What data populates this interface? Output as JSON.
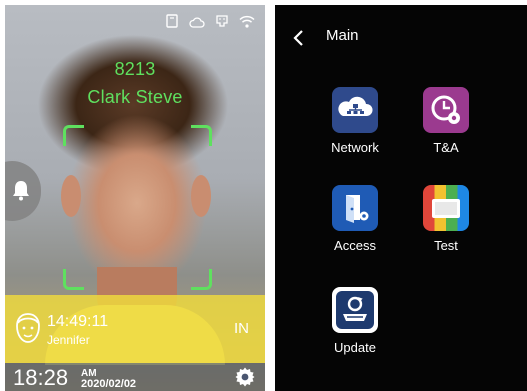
{
  "left_screen": {
    "user_id": "8213",
    "user_name": "Clark Steve",
    "status_icons": [
      "card-icon",
      "cloud-icon",
      "ethernet-icon",
      "wifi-icon"
    ],
    "last_record": {
      "time": "14:49:11",
      "name": "Jennifer",
      "direction": "IN"
    },
    "clock": {
      "time": "18:28",
      "ampm": "AM",
      "date": "2020/02/02"
    },
    "colors": {
      "face_frame": "#5fe05f",
      "record_bar": "#f0dc3c"
    }
  },
  "right_screen": {
    "title": "Main",
    "menu_items": [
      {
        "label": "Network",
        "icon": "network-icon",
        "color": "#2f4a8c"
      },
      {
        "label": "T&A",
        "icon": "time-attendance-icon",
        "color": "#9b3a8f"
      },
      {
        "label": "Access",
        "icon": "access-door-icon",
        "color": "#1f5bb5"
      },
      {
        "label": "Test",
        "icon": "test-icon",
        "color": "#e0463a"
      },
      {
        "label": "Update",
        "icon": "update-icon",
        "color": "#ffffff"
      }
    ]
  }
}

= = = = = = =

__TASK DESCRIPTION__.
Where a line of the entries contains the word "label", copy that line.

__EXERCISE OUTPUT__.
        "label": "Network",
        "label": "T&A",
        "label": "Access",
        "label": "Test",
        "label": "Update",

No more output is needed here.